Print out every line, exactly as written.

Rows from a figure dataset:
------------------------------------------------
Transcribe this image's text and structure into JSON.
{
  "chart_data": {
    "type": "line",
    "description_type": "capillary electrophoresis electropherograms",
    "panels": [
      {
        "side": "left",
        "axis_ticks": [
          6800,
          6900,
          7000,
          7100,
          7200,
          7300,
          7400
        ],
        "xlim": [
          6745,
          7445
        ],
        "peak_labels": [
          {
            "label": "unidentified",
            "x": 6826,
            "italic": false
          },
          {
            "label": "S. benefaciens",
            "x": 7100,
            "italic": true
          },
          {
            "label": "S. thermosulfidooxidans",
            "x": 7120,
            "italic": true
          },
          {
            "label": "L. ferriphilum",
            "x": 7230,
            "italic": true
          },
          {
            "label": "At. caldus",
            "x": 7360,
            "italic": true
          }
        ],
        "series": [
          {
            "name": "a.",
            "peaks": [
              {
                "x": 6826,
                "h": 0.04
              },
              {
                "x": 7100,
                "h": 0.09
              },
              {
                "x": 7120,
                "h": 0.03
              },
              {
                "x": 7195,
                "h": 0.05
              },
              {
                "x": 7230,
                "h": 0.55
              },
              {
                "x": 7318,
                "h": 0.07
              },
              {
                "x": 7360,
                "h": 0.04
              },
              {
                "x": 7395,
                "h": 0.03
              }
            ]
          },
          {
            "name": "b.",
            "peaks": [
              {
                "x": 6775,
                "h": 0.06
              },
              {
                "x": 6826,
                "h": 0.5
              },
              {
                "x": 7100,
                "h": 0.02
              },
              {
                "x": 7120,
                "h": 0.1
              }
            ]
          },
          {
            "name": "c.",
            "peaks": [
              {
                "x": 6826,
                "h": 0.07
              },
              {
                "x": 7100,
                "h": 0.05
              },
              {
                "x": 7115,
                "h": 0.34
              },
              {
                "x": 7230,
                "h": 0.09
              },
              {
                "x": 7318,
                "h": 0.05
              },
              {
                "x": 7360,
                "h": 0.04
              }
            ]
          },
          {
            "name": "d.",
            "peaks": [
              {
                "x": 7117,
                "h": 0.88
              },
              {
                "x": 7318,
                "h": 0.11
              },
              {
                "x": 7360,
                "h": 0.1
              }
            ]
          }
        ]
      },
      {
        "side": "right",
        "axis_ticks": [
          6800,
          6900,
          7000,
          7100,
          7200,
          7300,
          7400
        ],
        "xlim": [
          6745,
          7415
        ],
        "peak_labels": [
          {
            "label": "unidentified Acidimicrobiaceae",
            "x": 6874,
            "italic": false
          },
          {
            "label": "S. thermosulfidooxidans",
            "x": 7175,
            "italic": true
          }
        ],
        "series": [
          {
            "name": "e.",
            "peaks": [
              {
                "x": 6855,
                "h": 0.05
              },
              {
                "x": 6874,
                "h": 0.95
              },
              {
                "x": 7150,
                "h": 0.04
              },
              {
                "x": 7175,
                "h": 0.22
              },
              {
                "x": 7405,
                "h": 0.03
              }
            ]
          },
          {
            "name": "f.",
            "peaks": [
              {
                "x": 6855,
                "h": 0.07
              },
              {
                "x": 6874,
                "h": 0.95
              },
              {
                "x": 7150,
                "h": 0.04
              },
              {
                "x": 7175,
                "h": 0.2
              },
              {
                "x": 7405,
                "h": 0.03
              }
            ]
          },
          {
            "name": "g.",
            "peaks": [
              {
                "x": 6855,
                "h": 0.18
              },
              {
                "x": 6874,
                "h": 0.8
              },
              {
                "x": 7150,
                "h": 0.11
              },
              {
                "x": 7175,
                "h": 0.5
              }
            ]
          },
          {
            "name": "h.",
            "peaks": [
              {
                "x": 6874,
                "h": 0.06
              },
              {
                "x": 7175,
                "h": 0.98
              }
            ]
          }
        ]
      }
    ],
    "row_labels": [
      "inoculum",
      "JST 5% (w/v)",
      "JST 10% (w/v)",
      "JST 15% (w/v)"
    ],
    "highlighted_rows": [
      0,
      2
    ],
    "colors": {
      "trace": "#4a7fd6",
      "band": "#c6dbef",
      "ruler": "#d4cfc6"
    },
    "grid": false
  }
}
------------------------------------------------
_Solution to this exercise_.
Transcribe this image's text and structure into JSON.
{
  "chart_data": {
    "type": "line",
    "description_type": "capillary electrophoresis electropherograms",
    "panels": [
      {
        "side": "left",
        "axis_ticks": [
          6800,
          6900,
          7000,
          7100,
          7200,
          7300,
          7400
        ],
        "xlim": [
          6745,
          7445
        ],
        "peak_labels": [
          {
            "label": "unidentified",
            "x": 6826,
            "italic": false
          },
          {
            "label": "S. benefaciens",
            "x": 7100,
            "italic": true
          },
          {
            "label": "S. thermosulfidooxidans",
            "x": 7120,
            "italic": true
          },
          {
            "label": "L. ferriphilum",
            "x": 7230,
            "italic": true
          },
          {
            "label": "At. caldus",
            "x": 7360,
            "italic": true
          }
        ],
        "series": [
          {
            "name": "a.",
            "peaks": [
              {
                "x": 6826,
                "h": 0.04
              },
              {
                "x": 7100,
                "h": 0.09
              },
              {
                "x": 7120,
                "h": 0.03
              },
              {
                "x": 7195,
                "h": 0.05
              },
              {
                "x": 7230,
                "h": 0.55
              },
              {
                "x": 7318,
                "h": 0.07
              },
              {
                "x": 7360,
                "h": 0.04
              },
              {
                "x": 7395,
                "h": 0.03
              }
            ]
          },
          {
            "name": "b.",
            "peaks": [
              {
                "x": 6775,
                "h": 0.06
              },
              {
                "x": 6826,
                "h": 0.5
              },
              {
                "x": 7100,
                "h": 0.02
              },
              {
                "x": 7120,
                "h": 0.1
              }
            ]
          },
          {
            "name": "c.",
            "peaks": [
              {
                "x": 6826,
                "h": 0.07
              },
              {
                "x": 7100,
                "h": 0.05
              },
              {
                "x": 7115,
                "h": 0.34
              },
              {
                "x": 7230,
                "h": 0.09
              },
              {
                "x": 7318,
                "h": 0.05
              },
              {
                "x": 7360,
                "h": 0.04
              }
            ]
          },
          {
            "name": "d.",
            "peaks": [
              {
                "x": 7117,
                "h": 0.88
              },
              {
                "x": 7318,
                "h": 0.11
              },
              {
                "x": 7360,
                "h": 0.1
              }
            ]
          }
        ]
      },
      {
        "side": "right",
        "axis_ticks": [
          6800,
          6900,
          7000,
          7100,
          7200,
          7300,
          7400
        ],
        "xlim": [
          6745,
          7415
        ],
        "peak_labels": [
          {
            "label": "unidentified Acidimicrobiaceae",
            "x": 6874,
            "italic": false
          },
          {
            "label": "S. thermosulfidooxidans",
            "x": 7175,
            "italic": true
          }
        ],
        "series": [
          {
            "name": "e.",
            "peaks": [
              {
                "x": 6855,
                "h": 0.05
              },
              {
                "x": 6874,
                "h": 0.95
              },
              {
                "x": 7150,
                "h": 0.04
              },
              {
                "x": 7175,
                "h": 0.22
              },
              {
                "x": 7405,
                "h": 0.03
              }
            ]
          },
          {
            "name": "f.",
            "peaks": [
              {
                "x": 6855,
                "h": 0.07
              },
              {
                "x": 6874,
                "h": 0.95
              },
              {
                "x": 7150,
                "h": 0.04
              },
              {
                "x": 7175,
                "h": 0.2
              },
              {
                "x": 7405,
                "h": 0.03
              }
            ]
          },
          {
            "name": "g.",
            "peaks": [
              {
                "x": 6855,
                "h": 0.18
              },
              {
                "x": 6874,
                "h": 0.8
              },
              {
                "x": 7150,
                "h": 0.11
              },
              {
                "x": 7175,
                "h": 0.5
              }
            ]
          },
          {
            "name": "h.",
            "peaks": [
              {
                "x": 6874,
                "h": 0.06
              },
              {
                "x": 7175,
                "h": 0.98
              }
            ]
          }
        ]
      }
    ],
    "row_labels": [
      "inoculum",
      "JST 5% (w/v)",
      "JST 10% (w/v)",
      "JST 15% (w/v)"
    ],
    "highlighted_rows": [
      0,
      2
    ],
    "colors": {
      "trace": "#4a7fd6",
      "band": "#c6dbef",
      "ruler": "#d4cfc6"
    },
    "grid": false
  }
}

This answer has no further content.